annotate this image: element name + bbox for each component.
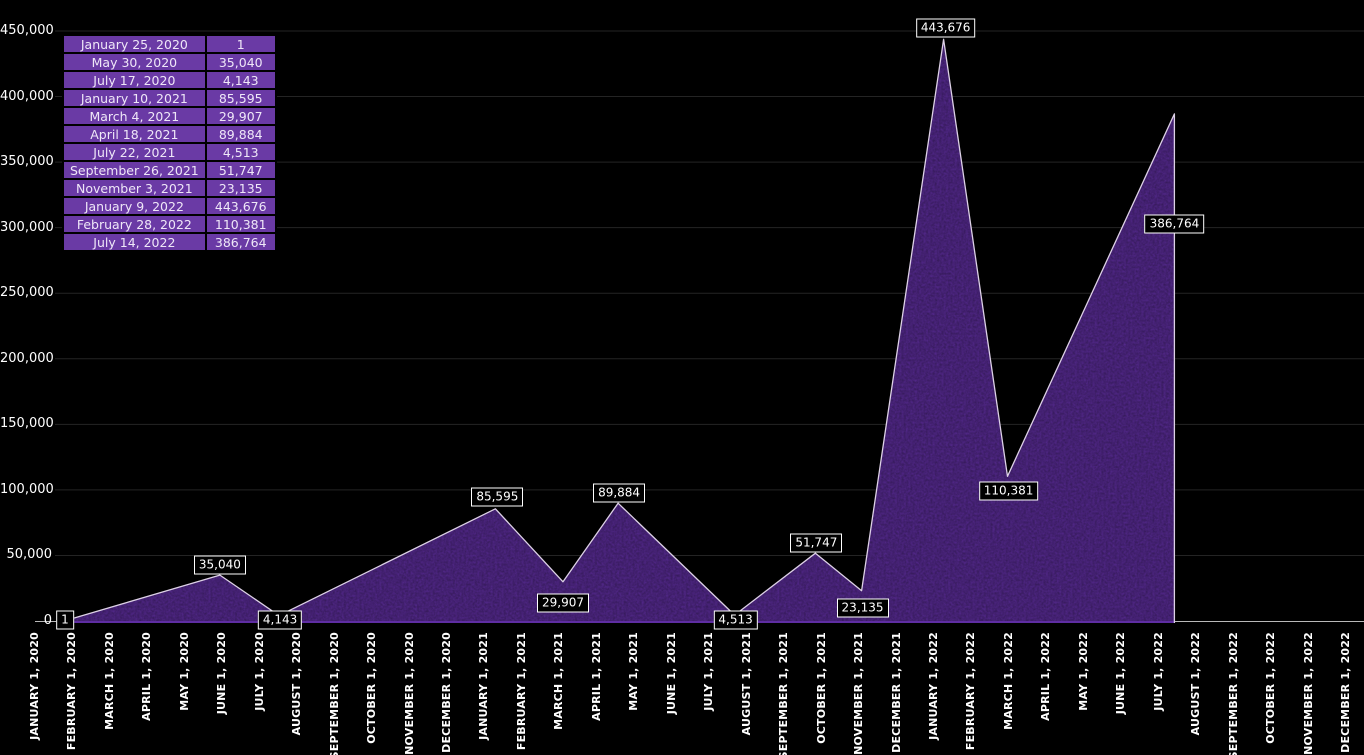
x-tick-label: SEPTEMBER 1, 2022 xyxy=(1226,632,1240,755)
table-row: March 4, 2021 29,907 xyxy=(62,106,277,126)
x-tick-label: MAY 1, 2020 xyxy=(177,632,191,711)
x-tick-label: AUGUST 1, 2021 xyxy=(739,632,753,736)
table-row: September 26, 2021 51,747 xyxy=(62,160,277,180)
x-tick-label: OCTOBER 1, 2022 xyxy=(1264,632,1278,744)
table-cell-date: January 25, 2020 xyxy=(62,34,207,54)
y-tick-label: 50,000 xyxy=(6,547,53,563)
y-tick-label: 400,000 xyxy=(0,88,54,104)
x-tick-label: MARCH 1, 2022 xyxy=(1001,632,1015,730)
x-tick-label: FEBRUARY 1, 2022 xyxy=(964,632,978,751)
data-point-label: 35,040 xyxy=(193,555,246,575)
data-point-label: 23,135 xyxy=(836,598,889,618)
y-tick-label: 150,000 xyxy=(0,416,54,432)
x-tick-label: JULY 1, 2022 xyxy=(1151,632,1165,711)
table-row: July 14, 2022 386,764 xyxy=(62,232,277,252)
data-point-label: 89,884 xyxy=(593,483,646,503)
table-cell-value: 51,747 xyxy=(204,160,277,180)
table-cell-date: July 17, 2020 xyxy=(62,70,207,90)
x-tick-label: JUNE 1, 2022 xyxy=(1114,632,1128,715)
data-point-label: 4,143 xyxy=(257,610,303,630)
data-point-label: 443,676 xyxy=(915,18,976,38)
table-cell-value: 4,513 xyxy=(204,142,277,162)
x-tick-label: FEBRUARY 1, 2021 xyxy=(514,632,528,751)
table-row: May 30, 2020 35,040 xyxy=(62,52,277,72)
x-tick-label: AUGUST 1, 2022 xyxy=(1189,632,1203,736)
x-tick-label: MAY 1, 2022 xyxy=(1076,632,1090,711)
y-tick-label: 300,000 xyxy=(0,219,54,235)
table-cell-date: July 22, 2021 xyxy=(62,142,207,162)
x-tick-label: JANUARY 1, 2021 xyxy=(477,632,491,740)
table-cell-value: 386,764 xyxy=(204,232,277,252)
table-cell-value: 443,676 xyxy=(204,196,277,216)
table-cell-value: 35,040 xyxy=(204,52,277,72)
x-tick-label: JUNE 1, 2021 xyxy=(664,632,678,715)
x-tick-label: APRIL 1, 2020 xyxy=(140,632,154,721)
table-cell-value: 23,135 xyxy=(204,178,277,198)
y-tick-label: 350,000 xyxy=(0,154,54,170)
data-point-label: 51,747 xyxy=(790,533,843,553)
x-tick-label: AUGUST 1, 2020 xyxy=(290,632,304,736)
x-tick-label: JULY 1, 2021 xyxy=(702,632,716,711)
table-cell-date: January 10, 2021 xyxy=(62,88,207,108)
table-cell-date: April 18, 2021 xyxy=(62,124,207,144)
table-cell-date: January 9, 2022 xyxy=(62,196,207,216)
x-tick-label: NOVEMBER 1, 2022 xyxy=(1301,632,1315,755)
x-tick-label: JANUARY 1, 2020 xyxy=(28,632,41,740)
data-point-label: 1 xyxy=(56,610,74,630)
table-row: July 22, 2021 4,513 xyxy=(62,142,277,162)
table-row: January 9, 2022 443,676 xyxy=(62,196,277,216)
table-cell-date: May 30, 2020 xyxy=(62,52,207,72)
data-table: January 25, 2020 1 May 30, 2020 35,040 July … xyxy=(62,34,277,252)
data-point-label: 4,513 xyxy=(713,610,758,630)
y-tick-label: 250,000 xyxy=(0,285,54,301)
table-cell-value: 29,907 xyxy=(204,106,277,126)
x-tick-label: SEPTEMBER 1, 2021 xyxy=(777,632,791,755)
table-cell-value: 85,595 xyxy=(204,88,277,108)
x-tick-label: JUNE 1, 2020 xyxy=(215,632,229,715)
data-point-label: 85,595 xyxy=(471,487,524,507)
x-tick-label: MAY 1, 2021 xyxy=(627,632,641,711)
table-cell-date: March 4, 2021 xyxy=(62,106,207,126)
x-tick-label: NOVEMBER 1, 2021 xyxy=(852,632,866,755)
table-cell-value: 110,381 xyxy=(204,214,277,234)
x-tick-label: OCTOBER 1, 2021 xyxy=(814,632,828,744)
table-cell-value: 89,884 xyxy=(204,124,277,144)
table-cell-value: 1 xyxy=(204,34,277,54)
table-cell-value: 4,143 xyxy=(204,70,277,90)
x-tick-label: NOVEMBER 1, 2020 xyxy=(402,632,416,755)
x-tick-label: FEBRUARY 1, 2020 xyxy=(65,632,79,751)
x-tick-label: MARCH 1, 2020 xyxy=(102,632,116,730)
table-row: November 3, 2021 23,135 xyxy=(62,178,277,198)
table-cell-date: September 26, 2021 xyxy=(62,160,207,180)
y-tick-label: 0 xyxy=(43,613,52,628)
table-row: April 18, 2021 89,884 xyxy=(62,124,277,144)
y-tick-label: 450,000 xyxy=(0,22,54,38)
table-cell-date: November 3, 2021 xyxy=(62,178,207,198)
x-tick-label: DECEMBER 1, 2022 xyxy=(1338,632,1352,753)
data-point-label: 386,764 xyxy=(1144,214,1205,234)
x-tick-label: JULY 1, 2020 xyxy=(252,632,266,711)
x-tick-label: SEPTEMBER 1, 2020 xyxy=(327,632,341,755)
data-point-label: 110,381 xyxy=(978,481,1039,501)
data-point-label: 29,907 xyxy=(537,593,590,613)
x-tick-label: APRIL 1, 2021 xyxy=(589,632,603,721)
table-cell-date: July 14, 2022 xyxy=(62,232,207,252)
table-row: January 25, 2020 1 xyxy=(62,34,277,54)
y-tick-label: 100,000 xyxy=(0,481,54,497)
x-tick-label: APRIL 1, 2022 xyxy=(1039,632,1053,721)
x-tick-label: DECEMBER 1, 2021 xyxy=(889,632,903,753)
x-tick-label: OCTOBER 1, 2020 xyxy=(365,632,379,744)
x-tick-label: JANUARY 1, 2022 xyxy=(926,632,940,740)
table-row: January 10, 2021 85,595 xyxy=(62,88,277,108)
table-row: July 17, 2020 4,143 xyxy=(62,70,277,90)
table-cell-date: February 28, 2022 xyxy=(62,214,207,234)
x-tick-label: MARCH 1, 2021 xyxy=(552,632,566,730)
table-row: February 28, 2022 110,381 xyxy=(62,214,277,234)
y-tick-label: 200,000 xyxy=(0,350,54,366)
x-tick-label: DECEMBER 1, 2020 xyxy=(440,632,454,753)
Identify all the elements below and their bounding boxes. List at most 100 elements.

▶ **What to work on**
Format every line of the data above as a Markdown table with the columns No. and Line, numbering the rows in order. Skip blank lines and leave the pictures out.

▶ **Reply to the task**
| No. | Line |
|---|---|
| 1 | annotate this image: element name + bbox for each component. |
| 2 | x-tick-label: SEPTEMBER 1, 2022 xyxy=(1226,632,1240,755) |
| 3 | table-row: March 4, 2021 29,907 xyxy=(62,106,277,126) |
| 4 | x-tick-label: MAY 1, 2020 xyxy=(177,632,191,711) |
| 5 | x-tick-label: AUGUST 1, 2021 xyxy=(739,632,753,736) |
| 6 | table-row: September 26, 2021 51,747 xyxy=(62,160,277,180) |
| 7 | x-tick-label: OCTOBER 1, 2022 xyxy=(1264,632,1278,744) |
| 8 | table-cell-date: January 25, 2020 xyxy=(62,34,207,54) |
| 9 | y-tick-label: 50,000 xyxy=(6,547,53,563) |
| 10 | y-tick-label: 400,000 xyxy=(0,88,54,104) |
| 11 | x-tick-label: MARCH 1, 2022 xyxy=(1001,632,1015,730) |
| 12 | x-tick-label: FEBRUARY 1, 2022 xyxy=(964,632,978,751) |
| 13 | data-point-label: 35,040 xyxy=(193,555,246,575) |
| 14 | data-point-label: 23,135 xyxy=(836,598,889,618) |
| 15 | y-tick-label: 150,000 xyxy=(0,416,54,432) |
| 16 | x-tick-label: JULY 1, 2022 xyxy=(1151,632,1165,711) |
| 17 | table-row: July 14, 2022 386,764 xyxy=(62,232,277,252) |
| 18 | data-point-label: 89,884 xyxy=(593,483,646,503) |
| 19 | table-cell-value: 51,747 xyxy=(204,160,277,180) |
| 20 | table-cell-date: July 17, 2020 xyxy=(62,70,207,90) |
| 21 | x-tick-label: JUNE 1, 2022 xyxy=(1114,632,1128,715) |
| 22 | data-point-label: 4,143 xyxy=(257,610,303,630) |
| 23 | data-point-label: 443,676 xyxy=(915,18,976,38) |
| 24 | table-cell-value: 4,513 xyxy=(204,142,277,162) |
| 25 | x-tick-label: FEBRUARY 1, 2021 xyxy=(514,632,528,751) |
| 26 | table-row: May 30, 2020 35,040 xyxy=(62,52,277,72) |
| 27 | x-tick-label: AUGUST 1, 2022 xyxy=(1189,632,1203,736) |
| 28 | x-tick-label: MAY 1, 2022 xyxy=(1076,632,1090,711) |
| 29 | y-tick-label: 300,000 xyxy=(0,219,54,235) |
| 30 | table-cell-date: July 22, 2021 xyxy=(62,142,207,162) |
| 31 | x-tick-label: JANUARY 1, 2021 xyxy=(477,632,491,740) |
| 32 | table-cell-value: 386,764 xyxy=(204,232,277,252) |
| 33 | table-cell-value: 443,676 xyxy=(204,196,277,216) |
| 34 | table-cell-value: 35,040 xyxy=(204,52,277,72) |
| 35 | x-tick-label: JUNE 1, 2021 xyxy=(664,632,678,715) |
| 36 | x-tick-label: APRIL 1, 2020 xyxy=(140,632,154,721) |
| 37 | table-cell-value: 23,135 xyxy=(204,178,277,198) |
| 38 | y-tick-label: 350,000 xyxy=(0,154,54,170) |
| 39 | data-point-label: 51,747 xyxy=(790,533,843,553) |
| 40 | x-tick-label: AUGUST 1, 2020 xyxy=(290,632,304,736) |
| 41 | x-tick-label: JULY 1, 2021 xyxy=(702,632,716,711) |
| 42 | table-cell-date: January 10, 2021 xyxy=(62,88,207,108) |
| 43 | table-cell-date: April 18, 2021 xyxy=(62,124,207,144) |
| 44 | table-cell-date: January 9, 2022 xyxy=(62,196,207,216) |
| 45 | x-tick-label: NOVEMBER 1, 2022 xyxy=(1301,632,1315,755) |
| 46 | x-tick-label: JANUARY 1, 2020 xyxy=(28,632,41,740) |
| 47 | data-point-label: 1 xyxy=(56,610,74,630) |
| 48 | table-row: July 22, 2021 4,513 xyxy=(62,142,277,162) |
| 49 | table-row: January 9, 2022 443,676 xyxy=(62,196,277,216) |
| 50 | table-cell-date: May 30, 2020 xyxy=(62,52,207,72) |
| 51 | data-table: January 25, 2020 1 May 30, 2020 35,040 July … xyxy=(62,34,277,252) |
| 52 | data-point-label: 4,513 xyxy=(713,610,758,630) |
| 53 | y-tick-label: 250,000 xyxy=(0,285,54,301) |
| 54 | table-cell-value: 29,907 xyxy=(204,106,277,126) |
| 55 | x-tick-label: SEPTEMBER 1, 2021 xyxy=(777,632,791,755) |
| 56 | table-cell-value: 85,595 xyxy=(204,88,277,108) |
| 57 | x-tick-label: JUNE 1, 2020 xyxy=(215,632,229,715) |
| 58 | data-point-label: 85,595 xyxy=(471,487,524,507) |
| 59 | x-tick-label: MAY 1, 2021 xyxy=(627,632,641,711) |
| 60 | table-cell-date: March 4, 2021 xyxy=(62,106,207,126) |
| 61 | x-tick-label: NOVEMBER 1, 2021 xyxy=(852,632,866,755) |
| 62 | table-cell-value: 110,381 xyxy=(204,214,277,234) |
| 63 | x-tick-label: OCTOBER 1, 2021 xyxy=(814,632,828,744) |
| 64 | table-cell-value: 89,884 xyxy=(204,124,277,144) |
| 65 | table-cell-value: 1 xyxy=(204,34,277,54) |
| 66 | table-cell-value: 4,143 xyxy=(204,70,277,90) |
| 67 | x-tick-label: NOVEMBER 1, 2020 xyxy=(402,632,416,755) |
| 68 | x-tick-label: FEBRUARY 1, 2020 xyxy=(65,632,79,751) |
| 69 | x-tick-label: MARCH 1, 2020 xyxy=(102,632,116,730) |
| 70 | table-row: November 3, 2021 23,135 xyxy=(62,178,277,198) |
| 71 | table-cell-date: September 26, 2021 xyxy=(62,160,207,180) |
| 72 | y-tick-label: 0 xyxy=(43,613,52,628) |
| 73 | table-row: April 18, 2021 89,884 xyxy=(62,124,277,144) |
| 74 | y-tick-label: 450,000 xyxy=(0,22,54,38) |
| 75 | table-cell-date: November 3, 2021 xyxy=(62,178,207,198) |
| 76 | x-tick-label: DECEMBER 1, 2022 xyxy=(1338,632,1352,753) |
| 77 | data-point-label: 386,764 xyxy=(1144,214,1205,234) |
| 78 | x-tick-label: JULY 1, 2020 xyxy=(252,632,266,711) |
| 79 | x-tick-label: SEPTEMBER 1, 2020 xyxy=(327,632,341,755) |
| 80 | data-point-label: 110,381 xyxy=(978,481,1039,501) |
| 81 | data-point-label: 29,907 xyxy=(537,593,590,613) |
| 82 | x-tick-label: APRIL 1, 2021 xyxy=(589,632,603,721) |
| 83 | table-cell-date: July 14, 2022 xyxy=(62,232,207,252) |
| 84 | table-row: January 25, 2020 1 xyxy=(62,34,277,54) |
| 85 | y-tick-label: 100,000 xyxy=(0,481,54,497) |
| 86 | x-tick-label: APRIL 1, 2022 xyxy=(1039,632,1053,721) |
| 87 | x-tick-label: DECEMBER 1, 2021 xyxy=(889,632,903,753) |
| 88 | x-tick-label: OCTOBER 1, 2020 xyxy=(365,632,379,744) |
| 89 | x-tick-label: JANUARY 1, 2022 xyxy=(926,632,940,740) |
| 90 | table-row: January 10, 2021 85,595 xyxy=(62,88,277,108) |
| 91 | table-row: July 17, 2020 4,143 xyxy=(62,70,277,90) |
| 92 | table-cell-date: February 28, 2022 xyxy=(62,214,207,234) |
| 93 | x-tick-label: MARCH 1, 2021 xyxy=(552,632,566,730) |
| 94 | table-row: February 28, 2022 110,381 xyxy=(62,214,277,234) |
| 95 | y-tick-label: 200,000 xyxy=(0,350,54,366) |
| 96 | x-tick-label: DECEMBER 1, 2020 xyxy=(440,632,454,753) |
| 97 | Identify all the elements below and their bounding boxes. List at most 100 elements. |